*LISTING*
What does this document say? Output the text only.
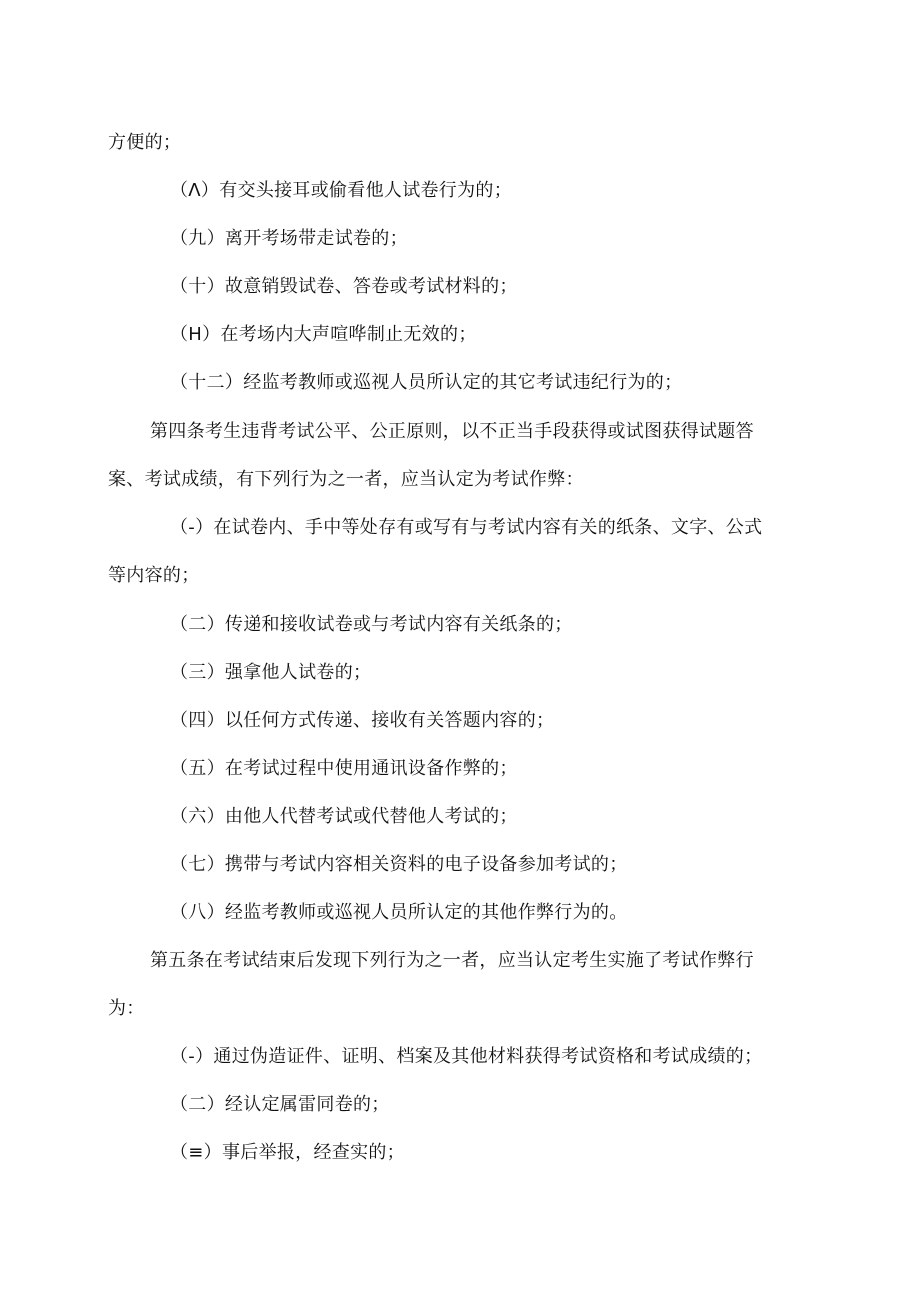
方便的；
（Λ）有交头接耳或偷看他人试卷行为的；
（九）离开考场带走试卷的；
（十）故意销毁试卷、答卷或考试材料的；
（H）在考场内大声喧哗制止无效的；
（十二）经监考教师或巡视人员所认定的其它考试违纪行为的；
第四条考生违背考试公平、公正原则，以不正当手段获得或试图获得试题答
案、考试成绩，有下列行为之一者，应当认定为考试作弊：
（-）在试卷内、手中等处存有或写有与考试内容有关的纸条、文字、公式
等内容的；
（二）传递和接收试卷或与考试内容有关纸条的；
（三）强拿他人试卷的；
（四）以任何方式传递、接收有关答题内容的；
（五）在考试过程中使用通讯设备作弊的；
（六）由他人代替考试或代替他人考试的；
（七）携带与考试内容相关资料的电子设备参加考试的；
（八）经监考教师或巡视人员所认定的其他作弊行为的。
第五条在考试结束后发现下列行为之一者，应当认定考生实施了考试作弊行
为：
（-）通过伪造证件、证明、档案及其他材料获得考试资格和考试成绩的；
（二）经认定属雷同卷的；
（≡）事后举报，经查实的；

*WHAT IS REQUIRED*
Except for the pictures, reproduce every line exactly.

*EXERCISE ANSWER*
What does this document say? Output the text only.
方便的；
（Λ）有交头接耳或偷看他人试卷行为的；
（九）离开考场带走试卷的；
（十）故意销毁试卷、答卷或考试材料的；
（H）在考场内大声喧哗制止无效的；
（十二）经监考教师或巡视人员所认定的其它考试违纪行为的；
第四条考生违背考试公平、公正原则，以不正当手段获得或试图获得试题答
案、考试成绩，有下列行为之一者，应当认定为考试作弊：
（-）在试卷内、手中等处存有或写有与考试内容有关的纸条、文字、公式
等内容的；
（二）传递和接收试卷或与考试内容有关纸条的；
（三）强拿他人试卷的；
（四）以任何方式传递、接收有关答题内容的；
（五）在考试过程中使用通讯设备作弊的；
（六）由他人代替考试或代替他人考试的；
（七）携带与考试内容相关资料的电子设备参加考试的；
（八）经监考教师或巡视人员所认定的其他作弊行为的。
第五条在考试结束后发现下列行为之一者，应当认定考生实施了考试作弊行
为：
（-）通过伪造证件、证明、档案及其他材料获得考试资格和考试成绩的；
（二）经认定属雷同卷的；
（≡）事后举报，经查实的；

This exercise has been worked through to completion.